## start DATASET EXCERPTS

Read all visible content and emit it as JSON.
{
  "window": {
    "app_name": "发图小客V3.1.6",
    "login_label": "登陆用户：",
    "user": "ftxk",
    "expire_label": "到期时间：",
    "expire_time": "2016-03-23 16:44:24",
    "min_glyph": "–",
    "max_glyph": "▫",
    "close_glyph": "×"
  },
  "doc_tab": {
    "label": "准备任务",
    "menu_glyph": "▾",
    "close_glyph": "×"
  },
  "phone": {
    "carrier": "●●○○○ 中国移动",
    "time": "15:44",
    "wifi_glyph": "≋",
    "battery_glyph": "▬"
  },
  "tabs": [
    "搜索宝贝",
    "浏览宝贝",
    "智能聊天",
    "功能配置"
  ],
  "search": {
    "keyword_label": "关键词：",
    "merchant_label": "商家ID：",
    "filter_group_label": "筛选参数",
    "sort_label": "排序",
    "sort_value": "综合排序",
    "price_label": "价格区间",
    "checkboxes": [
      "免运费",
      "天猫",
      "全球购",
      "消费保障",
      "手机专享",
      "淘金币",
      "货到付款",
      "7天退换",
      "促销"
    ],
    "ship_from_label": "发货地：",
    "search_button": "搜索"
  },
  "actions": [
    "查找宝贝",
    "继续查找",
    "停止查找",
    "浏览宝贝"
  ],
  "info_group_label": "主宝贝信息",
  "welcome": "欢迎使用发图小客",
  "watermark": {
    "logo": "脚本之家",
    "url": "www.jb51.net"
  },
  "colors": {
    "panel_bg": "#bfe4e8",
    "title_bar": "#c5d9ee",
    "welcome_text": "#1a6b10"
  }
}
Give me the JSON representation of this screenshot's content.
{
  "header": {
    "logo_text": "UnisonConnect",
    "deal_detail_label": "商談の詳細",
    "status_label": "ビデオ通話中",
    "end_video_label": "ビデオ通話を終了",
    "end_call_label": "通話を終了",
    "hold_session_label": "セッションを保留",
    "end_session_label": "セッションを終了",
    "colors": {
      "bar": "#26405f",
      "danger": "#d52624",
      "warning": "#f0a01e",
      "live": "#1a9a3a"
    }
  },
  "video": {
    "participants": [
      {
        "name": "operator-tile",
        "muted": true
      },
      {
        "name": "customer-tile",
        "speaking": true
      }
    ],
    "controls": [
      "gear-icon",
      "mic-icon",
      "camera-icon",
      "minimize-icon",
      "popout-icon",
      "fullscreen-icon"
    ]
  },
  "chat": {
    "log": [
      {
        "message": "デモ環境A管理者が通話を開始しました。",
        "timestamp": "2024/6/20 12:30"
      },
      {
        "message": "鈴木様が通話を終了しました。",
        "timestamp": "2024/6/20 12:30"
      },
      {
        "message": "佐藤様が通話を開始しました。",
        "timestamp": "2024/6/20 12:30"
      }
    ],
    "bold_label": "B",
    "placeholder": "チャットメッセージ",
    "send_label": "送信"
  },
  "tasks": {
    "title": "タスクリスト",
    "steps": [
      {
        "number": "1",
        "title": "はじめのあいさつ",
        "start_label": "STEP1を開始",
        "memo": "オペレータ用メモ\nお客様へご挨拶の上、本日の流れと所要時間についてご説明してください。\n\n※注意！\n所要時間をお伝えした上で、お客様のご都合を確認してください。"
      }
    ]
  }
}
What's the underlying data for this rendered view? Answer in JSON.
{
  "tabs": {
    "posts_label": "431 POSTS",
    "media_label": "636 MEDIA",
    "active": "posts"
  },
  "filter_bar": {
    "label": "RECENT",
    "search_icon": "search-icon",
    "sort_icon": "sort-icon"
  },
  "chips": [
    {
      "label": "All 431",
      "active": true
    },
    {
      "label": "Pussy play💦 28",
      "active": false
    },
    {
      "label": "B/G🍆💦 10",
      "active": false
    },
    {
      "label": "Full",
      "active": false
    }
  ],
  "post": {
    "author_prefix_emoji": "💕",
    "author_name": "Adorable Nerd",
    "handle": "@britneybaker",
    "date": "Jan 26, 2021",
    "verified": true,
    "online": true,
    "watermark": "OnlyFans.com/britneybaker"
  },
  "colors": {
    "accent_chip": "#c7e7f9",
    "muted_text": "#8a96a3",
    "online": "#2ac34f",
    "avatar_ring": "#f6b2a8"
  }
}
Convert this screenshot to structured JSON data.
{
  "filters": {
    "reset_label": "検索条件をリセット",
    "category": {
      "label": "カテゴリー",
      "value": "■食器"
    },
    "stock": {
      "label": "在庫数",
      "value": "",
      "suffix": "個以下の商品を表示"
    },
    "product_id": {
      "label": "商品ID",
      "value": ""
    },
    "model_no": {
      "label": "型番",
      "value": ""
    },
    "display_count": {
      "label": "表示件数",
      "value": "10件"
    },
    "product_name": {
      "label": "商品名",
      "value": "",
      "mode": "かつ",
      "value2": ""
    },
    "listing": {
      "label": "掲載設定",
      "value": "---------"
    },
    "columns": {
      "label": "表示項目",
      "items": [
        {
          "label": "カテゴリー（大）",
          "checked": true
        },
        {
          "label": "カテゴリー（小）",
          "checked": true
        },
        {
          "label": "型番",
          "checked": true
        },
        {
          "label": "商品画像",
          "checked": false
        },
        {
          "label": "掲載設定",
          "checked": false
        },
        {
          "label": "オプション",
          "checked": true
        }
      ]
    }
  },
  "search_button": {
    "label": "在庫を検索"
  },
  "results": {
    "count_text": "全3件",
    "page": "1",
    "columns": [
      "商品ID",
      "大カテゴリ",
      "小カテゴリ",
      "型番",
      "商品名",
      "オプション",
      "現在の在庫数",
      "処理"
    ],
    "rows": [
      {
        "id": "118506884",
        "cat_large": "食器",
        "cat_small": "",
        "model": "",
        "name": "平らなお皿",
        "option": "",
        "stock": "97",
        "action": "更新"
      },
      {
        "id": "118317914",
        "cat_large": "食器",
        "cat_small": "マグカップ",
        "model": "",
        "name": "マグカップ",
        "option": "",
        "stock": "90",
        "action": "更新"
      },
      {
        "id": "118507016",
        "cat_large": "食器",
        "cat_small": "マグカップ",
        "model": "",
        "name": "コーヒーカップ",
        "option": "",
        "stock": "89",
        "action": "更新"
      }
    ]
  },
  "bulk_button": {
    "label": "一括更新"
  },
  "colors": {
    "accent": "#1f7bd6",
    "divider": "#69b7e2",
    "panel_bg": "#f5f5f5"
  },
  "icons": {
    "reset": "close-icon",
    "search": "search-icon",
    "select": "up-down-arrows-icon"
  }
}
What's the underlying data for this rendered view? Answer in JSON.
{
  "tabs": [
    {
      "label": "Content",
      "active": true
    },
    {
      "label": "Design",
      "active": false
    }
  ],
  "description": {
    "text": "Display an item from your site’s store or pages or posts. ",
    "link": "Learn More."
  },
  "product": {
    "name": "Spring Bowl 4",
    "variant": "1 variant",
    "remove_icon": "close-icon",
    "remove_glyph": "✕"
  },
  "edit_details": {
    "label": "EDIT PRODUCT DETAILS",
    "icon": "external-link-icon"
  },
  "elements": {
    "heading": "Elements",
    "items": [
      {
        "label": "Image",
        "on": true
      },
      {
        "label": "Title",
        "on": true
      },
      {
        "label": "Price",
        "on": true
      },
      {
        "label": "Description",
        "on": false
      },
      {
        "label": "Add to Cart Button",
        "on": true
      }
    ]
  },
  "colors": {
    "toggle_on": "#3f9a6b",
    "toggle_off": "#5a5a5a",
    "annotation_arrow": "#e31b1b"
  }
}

## end DATASET EXCERPTS

■ INSTRUCTIONS TO FOLLOW ■
Write every entry out again exactly.

■ RESULT ■
Read all visible content and emit it as JSON.
{
  "window": {
    "app_name": "发图小客V3.1.6",
    "login_label": "登陆用户：",
    "user": "ftxk",
    "expire_label": "到期时间：",
    "expire_time": "2016-03-23 16:44:24",
    "min_glyph": "–",
    "max_glyph": "▫",
    "close_glyph": "×"
  },
  "doc_tab": {
    "label": "准备任务",
    "menu_glyph": "▾",
    "close_glyph": "×"
  },
  "phone": {
    "carrier": "●●○○○ 中国移动",
    "time": "15:44",
    "wifi_glyph": "≋",
    "battery_glyph": "▬"
  },
  "tabs": [
    "搜索宝贝",
    "浏览宝贝",
    "智能聊天",
    "功能配置"
  ],
  "search": {
    "keyword_label": "关键词：",
    "merchant_label": "商家ID：",
    "filter_group_label": "筛选参数",
    "sort_label": "排序",
    "sort_value": "综合排序",
    "price_label": "价格区间",
    "checkboxes": [
      "免运费",
      "天猫",
      "全球购",
      "消费保障",
      "手机专享",
      "淘金币",
      "货到付款",
      "7天退换",
      "促销"
    ],
    "ship_from_label": "发货地：",
    "search_button": "搜索"
  },
  "actions": [
    "查找宝贝",
    "继续查找",
    "停止查找",
    "浏览宝贝"
  ],
  "info_group_label": "主宝贝信息",
  "welcome": "欢迎使用发图小客",
  "watermark": {
    "logo": "脚本之家",
    "url": "www.jb51.net"
  },
  "colors": {
    "panel_bg": "#bfe4e8",
    "title_bar": "#c5d9ee",
    "welcome_text": "#1a6b10"
  }
}
Give me the JSON representation of this screenshot's content.
{
  "header": {
    "logo_text": "UnisonConnect",
    "deal_detail_label": "商談の詳細",
    "status_label": "ビデオ通話中",
    "end_video_label": "ビデオ通話を終了",
    "end_call_label": "通話を終了",
    "hold_session_label": "セッションを保留",
    "end_session_label": "セッションを終了",
    "colors": {
      "bar": "#26405f",
      "danger": "#d52624",
      "warning": "#f0a01e",
      "live": "#1a9a3a"
    }
  },
  "video": {
    "participants": [
      {
        "name": "operator-tile",
        "muted": true
      },
      {
        "name": "customer-tile",
        "speaking": true
      }
    ],
    "controls": [
      "gear-icon",
      "mic-icon",
      "camera-icon",
      "minimize-icon",
      "popout-icon",
      "fullscreen-icon"
    ]
  },
  "chat": {
    "log": [
      {
        "message": "デモ環境A管理者が通話を開始しました。",
        "timestamp": "2024/6/20 12:30"
      },
      {
        "message": "鈴木様が通話を終了しました。",
        "timestamp": "2024/6/20 12:30"
      },
      {
        "message": "佐藤様が通話を開始しました。",
        "timestamp": "2024/6/20 12:30"
      }
    ],
    "bold_label": "B",
    "placeholder": "チャットメッセージ",
    "send_label": "送信"
  },
  "tasks": {
    "title": "タスクリスト",
    "steps": [
      {
        "number": "1",
        "title": "はじめのあいさつ",
        "start_label": "STEP1を開始",
        "memo": "オペレータ用メモ\nお客様へご挨拶の上、本日の流れと所要時間についてご説明してください。\n\n※注意！\n所要時間をお伝えした上で、お客様のご都合を確認してください。"
      }
    ]
  }
}
What's the underlying data for this rendered view? Answer in JSON.
{
  "tabs": {
    "posts_label": "431 POSTS",
    "media_label": "636 MEDIA",
    "active": "posts"
  },
  "filter_bar": {
    "label": "RECENT",
    "search_icon": "search-icon",
    "sort_icon": "sort-icon"
  },
  "chips": [
    {
      "label": "All 431",
      "active": true
    },
    {
      "label": "Pussy play💦 28",
      "active": false
    },
    {
      "label": "B/G🍆💦 10",
      "active": false
    },
    {
      "label": "Full",
      "active": false
    }
  ],
  "post": {
    "author_prefix_emoji": "💕",
    "author_name": "Adorable Nerd",
    "handle": "@britneybaker",
    "date": "Jan 26, 2021",
    "verified": true,
    "online": true,
    "watermark": "OnlyFans.com/britneybaker"
  },
  "colors": {
    "accent_chip": "#c7e7f9",
    "muted_text": "#8a96a3",
    "online": "#2ac34f",
    "avatar_ring": "#f6b2a8"
  }
}
Convert this screenshot to structured JSON data.
{
  "filters": {
    "reset_label": "検索条件をリセット",
    "category": {
      "label": "カテゴリー",
      "value": "■食器"
    },
    "stock": {
      "label": "在庫数",
      "value": "",
      "suffix": "個以下の商品を表示"
    },
    "product_id": {
      "label": "商品ID",
      "value": ""
    },
    "model_no": {
      "label": "型番",
      "value": ""
    },
    "display_count": {
      "label": "表示件数",
      "value": "10件"
    },
    "product_name": {
      "label": "商品名",
      "value": "",
      "mode": "かつ",
      "value2": ""
    },
    "listing": {
      "label": "掲載設定",
      "value": "---------"
    },
    "columns": {
      "label": "表示項目",
      "items": [
        {
          "label": "カテゴリー（大）",
          "checked": true
        },
        {
          "label": "カテゴリー（小）",
          "checked": true
        },
        {
          "label": "型番",
          "checked": true
        },
        {
          "label": "商品画像",
          "checked": false
        },
        {
          "label": "掲載設定",
          "checked": false
        },
        {
          "label": "オプション",
          "checked": true
        }
      ]
    }
  },
  "search_button": {
    "label": "在庫を検索"
  },
  "results": {
    "count_text": "全3件",
    "page": "1",
    "columns": [
      "商品ID",
      "大カテゴリ",
      "小カテゴリ",
      "型番",
      "商品名",
      "オプション",
      "現在の在庫数",
      "処理"
    ],
    "rows": [
      {
        "id": "118506884",
        "cat_large": "食器",
        "cat_small": "",
        "model": "",
        "name": "平らなお皿",
        "option": "",
        "stock": "97",
        "action": "更新"
      },
      {
        "id": "118317914",
        "cat_large": "食器",
        "cat_small": "マグカップ",
        "model": "",
        "name": "マグカップ",
        "option": "",
        "stock": "90",
        "action": "更新"
      },
      {
        "id": "118507016",
        "cat_large": "食器",
        "cat_small": "マグカップ",
        "model": "",
        "name": "コーヒーカップ",
        "option": "",
        "stock": "89",
        "action": "更新"
      }
    ]
  },
  "bulk_button": {
    "label": "一括更新"
  },
  "colors": {
    "accent": "#1f7bd6",
    "divider": "#69b7e2",
    "panel_bg": "#f5f5f5"
  },
  "icons": {
    "reset": "close-icon",
    "search": "search-icon",
    "select": "up-down-arrows-icon"
  }
}
What's the underlying data for this rendered view? Answer in JSON.
{
  "tabs": [
    {
      "label": "Content",
      "active": true
    },
    {
      "label": "Design",
      "active": false
    }
  ],
  "description": {
    "text": "Display an item from your site’s store or pages or posts. ",
    "link": "Learn More."
  },
  "product": {
    "name": "Spring Bowl 4",
    "variant": "1 variant",
    "remove_icon": "close-icon",
    "remove_glyph": "✕"
  },
  "edit_details": {
    "label": "EDIT PRODUCT DETAILS",
    "icon": "external-link-icon"
  },
  "elements": {
    "heading": "Elements",
    "items": [
      {
        "label": "Image",
        "on": true
      },
      {
        "label": "Title",
        "on": true
      },
      {
        "label": "Price",
        "on": true
      },
      {
        "label": "Description",
        "on": false
      },
      {
        "label": "Add to Cart Button",
        "on": true
      }
    ]
  },
  "colors": {
    "toggle_on": "#3f9a6b",
    "toggle_off": "#5a5a5a",
    "annotation_arrow": "#e31b1b"
  }
}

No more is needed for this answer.